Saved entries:
-- begin --
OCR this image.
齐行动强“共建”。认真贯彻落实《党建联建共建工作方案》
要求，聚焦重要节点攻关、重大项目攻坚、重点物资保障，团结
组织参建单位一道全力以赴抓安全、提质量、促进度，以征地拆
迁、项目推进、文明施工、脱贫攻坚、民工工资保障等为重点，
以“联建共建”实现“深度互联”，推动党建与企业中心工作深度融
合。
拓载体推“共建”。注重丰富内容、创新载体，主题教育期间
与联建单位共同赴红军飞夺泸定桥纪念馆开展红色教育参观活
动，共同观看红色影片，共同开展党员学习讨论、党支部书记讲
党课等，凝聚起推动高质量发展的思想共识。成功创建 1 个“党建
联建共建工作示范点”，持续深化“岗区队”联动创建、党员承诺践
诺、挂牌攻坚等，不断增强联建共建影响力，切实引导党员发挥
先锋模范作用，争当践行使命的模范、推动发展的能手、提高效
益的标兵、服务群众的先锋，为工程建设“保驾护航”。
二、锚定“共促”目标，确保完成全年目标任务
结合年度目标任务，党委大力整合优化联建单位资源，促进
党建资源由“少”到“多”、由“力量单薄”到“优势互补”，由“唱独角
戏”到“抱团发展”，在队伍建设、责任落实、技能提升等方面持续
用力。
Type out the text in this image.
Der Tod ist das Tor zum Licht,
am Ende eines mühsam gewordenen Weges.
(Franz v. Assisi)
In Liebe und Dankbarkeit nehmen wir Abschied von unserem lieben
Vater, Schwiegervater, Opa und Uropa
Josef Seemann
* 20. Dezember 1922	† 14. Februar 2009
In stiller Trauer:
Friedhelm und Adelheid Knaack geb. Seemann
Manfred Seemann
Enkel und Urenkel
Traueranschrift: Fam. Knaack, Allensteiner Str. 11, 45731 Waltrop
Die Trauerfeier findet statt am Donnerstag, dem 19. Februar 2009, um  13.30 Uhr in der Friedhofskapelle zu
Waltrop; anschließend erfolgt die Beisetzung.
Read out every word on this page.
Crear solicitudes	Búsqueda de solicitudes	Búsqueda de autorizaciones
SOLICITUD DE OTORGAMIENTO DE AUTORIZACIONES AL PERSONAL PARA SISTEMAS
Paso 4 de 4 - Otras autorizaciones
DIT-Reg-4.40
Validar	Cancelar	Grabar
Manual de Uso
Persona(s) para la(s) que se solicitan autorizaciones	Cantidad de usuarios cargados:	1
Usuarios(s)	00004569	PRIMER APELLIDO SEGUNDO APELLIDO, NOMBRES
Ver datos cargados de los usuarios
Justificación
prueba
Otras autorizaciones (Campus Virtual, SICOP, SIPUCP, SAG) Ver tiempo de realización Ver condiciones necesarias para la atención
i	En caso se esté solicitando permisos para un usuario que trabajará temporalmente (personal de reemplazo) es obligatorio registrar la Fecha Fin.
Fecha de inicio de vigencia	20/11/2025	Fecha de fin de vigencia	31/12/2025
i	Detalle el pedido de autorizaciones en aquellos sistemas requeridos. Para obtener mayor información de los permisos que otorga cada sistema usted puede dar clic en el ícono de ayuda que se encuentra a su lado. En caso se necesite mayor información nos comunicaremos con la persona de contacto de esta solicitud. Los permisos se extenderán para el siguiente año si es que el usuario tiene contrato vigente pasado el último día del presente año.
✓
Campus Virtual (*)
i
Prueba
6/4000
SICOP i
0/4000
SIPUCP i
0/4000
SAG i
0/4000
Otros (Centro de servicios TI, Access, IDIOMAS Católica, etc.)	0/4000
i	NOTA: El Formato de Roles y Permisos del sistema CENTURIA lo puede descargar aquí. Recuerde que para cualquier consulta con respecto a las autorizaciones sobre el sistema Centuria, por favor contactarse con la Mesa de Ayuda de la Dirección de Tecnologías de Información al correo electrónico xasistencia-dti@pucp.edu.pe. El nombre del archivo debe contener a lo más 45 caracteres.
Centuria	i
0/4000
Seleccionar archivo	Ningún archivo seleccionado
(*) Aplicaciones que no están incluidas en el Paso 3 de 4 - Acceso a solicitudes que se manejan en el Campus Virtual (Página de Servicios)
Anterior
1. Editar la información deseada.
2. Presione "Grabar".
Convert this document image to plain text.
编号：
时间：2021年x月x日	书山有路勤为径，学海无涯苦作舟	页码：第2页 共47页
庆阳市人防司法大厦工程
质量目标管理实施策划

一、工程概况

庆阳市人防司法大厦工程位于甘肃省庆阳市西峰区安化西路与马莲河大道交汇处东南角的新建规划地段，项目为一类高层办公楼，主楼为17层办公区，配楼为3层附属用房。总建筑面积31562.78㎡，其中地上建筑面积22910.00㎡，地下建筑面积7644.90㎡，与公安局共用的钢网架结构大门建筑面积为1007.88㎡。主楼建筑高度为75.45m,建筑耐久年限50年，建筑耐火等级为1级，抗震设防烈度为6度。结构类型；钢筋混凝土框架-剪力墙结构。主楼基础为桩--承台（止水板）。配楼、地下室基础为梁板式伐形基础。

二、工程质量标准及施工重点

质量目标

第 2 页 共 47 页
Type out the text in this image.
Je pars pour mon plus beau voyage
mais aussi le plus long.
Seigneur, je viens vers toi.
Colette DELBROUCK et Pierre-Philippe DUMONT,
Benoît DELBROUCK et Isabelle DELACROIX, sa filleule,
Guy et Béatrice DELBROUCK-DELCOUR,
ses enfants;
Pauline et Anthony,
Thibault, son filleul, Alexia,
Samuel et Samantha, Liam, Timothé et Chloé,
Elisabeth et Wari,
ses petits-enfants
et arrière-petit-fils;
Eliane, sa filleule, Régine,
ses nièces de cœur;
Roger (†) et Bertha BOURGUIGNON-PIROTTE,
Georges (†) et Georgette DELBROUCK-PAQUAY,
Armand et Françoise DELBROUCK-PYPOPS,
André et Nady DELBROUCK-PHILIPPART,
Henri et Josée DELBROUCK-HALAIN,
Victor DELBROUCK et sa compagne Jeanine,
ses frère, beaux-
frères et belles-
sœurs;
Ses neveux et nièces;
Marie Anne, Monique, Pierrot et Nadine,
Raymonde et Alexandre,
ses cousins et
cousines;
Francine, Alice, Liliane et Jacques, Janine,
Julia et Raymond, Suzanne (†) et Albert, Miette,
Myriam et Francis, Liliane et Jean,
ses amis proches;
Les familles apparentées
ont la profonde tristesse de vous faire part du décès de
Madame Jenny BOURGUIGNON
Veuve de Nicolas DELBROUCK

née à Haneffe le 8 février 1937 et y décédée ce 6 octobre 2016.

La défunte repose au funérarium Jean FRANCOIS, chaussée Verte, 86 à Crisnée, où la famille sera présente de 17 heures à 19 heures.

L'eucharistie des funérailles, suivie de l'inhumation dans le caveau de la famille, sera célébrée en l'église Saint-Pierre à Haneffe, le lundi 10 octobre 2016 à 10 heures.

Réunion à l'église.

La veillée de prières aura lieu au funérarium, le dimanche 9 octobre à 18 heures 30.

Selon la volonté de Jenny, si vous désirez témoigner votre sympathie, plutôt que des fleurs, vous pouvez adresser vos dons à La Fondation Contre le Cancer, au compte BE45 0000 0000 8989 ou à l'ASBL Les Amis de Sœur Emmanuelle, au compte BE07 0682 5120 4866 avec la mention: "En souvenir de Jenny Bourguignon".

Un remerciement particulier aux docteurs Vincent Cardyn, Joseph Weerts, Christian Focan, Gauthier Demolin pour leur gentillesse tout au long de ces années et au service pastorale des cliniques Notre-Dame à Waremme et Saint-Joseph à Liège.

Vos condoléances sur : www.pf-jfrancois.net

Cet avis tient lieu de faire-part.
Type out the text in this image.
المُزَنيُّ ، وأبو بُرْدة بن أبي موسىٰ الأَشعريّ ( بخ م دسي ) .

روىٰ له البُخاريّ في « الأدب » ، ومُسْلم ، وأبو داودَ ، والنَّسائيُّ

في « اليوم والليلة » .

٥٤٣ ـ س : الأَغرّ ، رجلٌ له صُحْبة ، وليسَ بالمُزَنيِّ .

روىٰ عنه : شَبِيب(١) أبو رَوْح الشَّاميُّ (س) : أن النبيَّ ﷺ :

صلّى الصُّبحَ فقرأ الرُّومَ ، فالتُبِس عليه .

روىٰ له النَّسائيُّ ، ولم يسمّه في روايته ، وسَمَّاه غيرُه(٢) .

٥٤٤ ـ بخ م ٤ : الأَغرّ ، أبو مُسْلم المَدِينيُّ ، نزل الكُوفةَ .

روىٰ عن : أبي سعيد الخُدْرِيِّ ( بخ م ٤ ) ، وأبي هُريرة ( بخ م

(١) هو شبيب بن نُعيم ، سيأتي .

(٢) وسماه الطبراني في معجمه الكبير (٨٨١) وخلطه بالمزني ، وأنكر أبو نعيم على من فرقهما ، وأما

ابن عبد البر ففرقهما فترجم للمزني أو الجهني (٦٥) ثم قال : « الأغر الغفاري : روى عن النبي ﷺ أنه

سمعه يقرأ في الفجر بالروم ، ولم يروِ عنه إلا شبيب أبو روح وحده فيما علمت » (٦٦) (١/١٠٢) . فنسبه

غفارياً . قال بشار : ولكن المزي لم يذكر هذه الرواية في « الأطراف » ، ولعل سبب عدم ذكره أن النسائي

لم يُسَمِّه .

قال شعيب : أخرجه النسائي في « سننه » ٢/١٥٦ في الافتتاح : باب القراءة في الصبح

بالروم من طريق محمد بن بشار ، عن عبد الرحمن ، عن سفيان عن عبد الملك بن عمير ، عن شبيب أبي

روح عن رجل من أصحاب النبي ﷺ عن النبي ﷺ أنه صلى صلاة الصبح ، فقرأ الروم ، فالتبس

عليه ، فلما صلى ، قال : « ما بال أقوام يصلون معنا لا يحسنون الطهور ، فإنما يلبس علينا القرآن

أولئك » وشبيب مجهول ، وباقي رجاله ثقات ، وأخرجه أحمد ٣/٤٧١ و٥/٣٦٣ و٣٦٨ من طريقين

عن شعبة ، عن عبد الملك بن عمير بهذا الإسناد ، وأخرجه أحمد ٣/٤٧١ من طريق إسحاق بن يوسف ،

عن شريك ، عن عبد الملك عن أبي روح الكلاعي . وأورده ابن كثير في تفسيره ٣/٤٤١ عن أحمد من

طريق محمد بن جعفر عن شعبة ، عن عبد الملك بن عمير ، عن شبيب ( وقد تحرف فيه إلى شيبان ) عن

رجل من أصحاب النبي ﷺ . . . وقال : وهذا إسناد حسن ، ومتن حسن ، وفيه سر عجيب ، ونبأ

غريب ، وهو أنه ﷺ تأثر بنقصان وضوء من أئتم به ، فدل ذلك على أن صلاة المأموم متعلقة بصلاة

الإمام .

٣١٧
-- end --
▶ _Task brief_
Track down every line of the material containing the string "Centuria", and copy it.

▶ _Answer to this task_
i	NOTA: El Formato de Roles y Permisos del sistema CENTURIA lo puede descargar aquí. Recuerde que para cualquier consulta con respecto a las autorizaciones sobre el sistema Centuria, por favor contactarse con la Mesa de Ayuda de la Dirección de Tecnologías de Información al correo electrónico xasistencia-dti@pucp.edu.pe. El nombre del archivo debe contener a lo más 45 caracteres.
Centuria	i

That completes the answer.